- [Instructions for the task]
Reproduce the records below exactly as given.

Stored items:
-----
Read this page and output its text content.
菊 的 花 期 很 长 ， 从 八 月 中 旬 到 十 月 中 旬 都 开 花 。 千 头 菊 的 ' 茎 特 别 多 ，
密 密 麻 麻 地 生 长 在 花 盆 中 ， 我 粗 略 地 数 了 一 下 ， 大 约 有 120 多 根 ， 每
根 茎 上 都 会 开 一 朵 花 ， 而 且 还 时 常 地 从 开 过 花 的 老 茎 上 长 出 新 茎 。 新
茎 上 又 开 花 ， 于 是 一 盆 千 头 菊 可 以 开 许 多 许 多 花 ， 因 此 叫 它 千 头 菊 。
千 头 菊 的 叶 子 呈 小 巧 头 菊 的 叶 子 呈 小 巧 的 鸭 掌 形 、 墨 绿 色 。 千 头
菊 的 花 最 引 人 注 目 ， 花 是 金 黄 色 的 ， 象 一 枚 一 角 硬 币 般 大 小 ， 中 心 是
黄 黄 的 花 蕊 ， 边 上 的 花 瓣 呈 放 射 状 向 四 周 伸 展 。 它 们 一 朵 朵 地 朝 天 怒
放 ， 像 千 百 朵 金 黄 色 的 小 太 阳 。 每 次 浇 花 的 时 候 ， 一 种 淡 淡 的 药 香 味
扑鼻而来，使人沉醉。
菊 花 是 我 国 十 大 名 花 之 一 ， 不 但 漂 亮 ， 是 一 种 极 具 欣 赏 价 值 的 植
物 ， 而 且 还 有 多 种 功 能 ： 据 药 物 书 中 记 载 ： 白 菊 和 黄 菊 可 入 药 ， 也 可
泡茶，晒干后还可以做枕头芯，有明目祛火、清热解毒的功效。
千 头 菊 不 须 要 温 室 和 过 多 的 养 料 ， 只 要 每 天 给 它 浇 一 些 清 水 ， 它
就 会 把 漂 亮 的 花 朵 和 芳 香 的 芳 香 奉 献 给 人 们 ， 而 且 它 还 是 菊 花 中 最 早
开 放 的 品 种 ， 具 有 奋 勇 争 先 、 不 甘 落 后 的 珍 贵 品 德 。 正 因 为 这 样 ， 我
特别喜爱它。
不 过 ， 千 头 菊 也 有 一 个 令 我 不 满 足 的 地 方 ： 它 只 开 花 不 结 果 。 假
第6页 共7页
-----
- [Completed task]
Read this page and output its text content.
菊 的 花 期 很 长 ， 从 八 月 中 旬 到 十 月 中 旬 都 开 花 。 千 头 菊 的 ' 茎 特 别 多 ，
密 密 麻 麻 地 生 长 在 花 盆 中 ， 我 粗 略 地 数 了 一 下 ， 大 约 有 120 多 根 ， 每
根 茎 上 都 会 开 一 朵 花 ， 而 且 还 时 常 地 从 开 过 花 的 老 茎 上 长 出 新 茎 。 新
茎 上 又 开 花 ， 于 是 一 盆 千 头 菊 可 以 开 许 多 许 多 花 ， 因 此 叫 它 千 头 菊 。
千 头 菊 的 叶 子 呈 小 巧 头 菊 的 叶 子 呈 小 巧 的 鸭 掌 形 、 墨 绿 色 。 千 头
菊 的 花 最 引 人 注 目 ， 花 是 金 黄 色 的 ， 象 一 枚 一 角 硬 币 般 大 小 ， 中 心 是
黄 黄 的 花 蕊 ， 边 上 的 花 瓣 呈 放 射 状 向 四 周 伸 展 。 它 们 一 朵 朵 地 朝 天 怒
放 ， 像 千 百 朵 金 黄 色 的 小 太 阳 。 每 次 浇 花 的 时 候 ， 一 种 淡 淡 的 药 香 味
扑鼻而来，使人沉醉。
菊 花 是 我 国 十 大 名 花 之 一 ， 不 但 漂 亮 ， 是 一 种 极 具 欣 赏 价 值 的 植
物 ， 而 且 还 有 多 种 功 能 ： 据 药 物 书 中 记 载 ： 白 菊 和 黄 菊 可 入 药 ， 也 可
泡茶，晒干后还可以做枕头芯，有明目祛火、清热解毒的功效。
千 头 菊 不 须 要 温 室 和 过 多 的 养 料 ， 只 要 每 天 给 它 浇 一 些 清 水 ， 它
就 会 把 漂 亮 的 花 朵 和 芳 香 的 芳 香 奉 献 给 人 们 ， 而 且 它 还 是 菊 花 中 最 早
开 放 的 品 种 ， 具 有 奋 勇 争 先 、 不 甘 落 后 的 珍 贵 品 德 。 正 因 为 这 样 ， 我
特别喜爱它。
不 过 ， 千 头 菊 也 有 一 个 令 我 不 满 足 的 地 方 ： 它 只 开 花 不 结 果 。 假
第6页 共7页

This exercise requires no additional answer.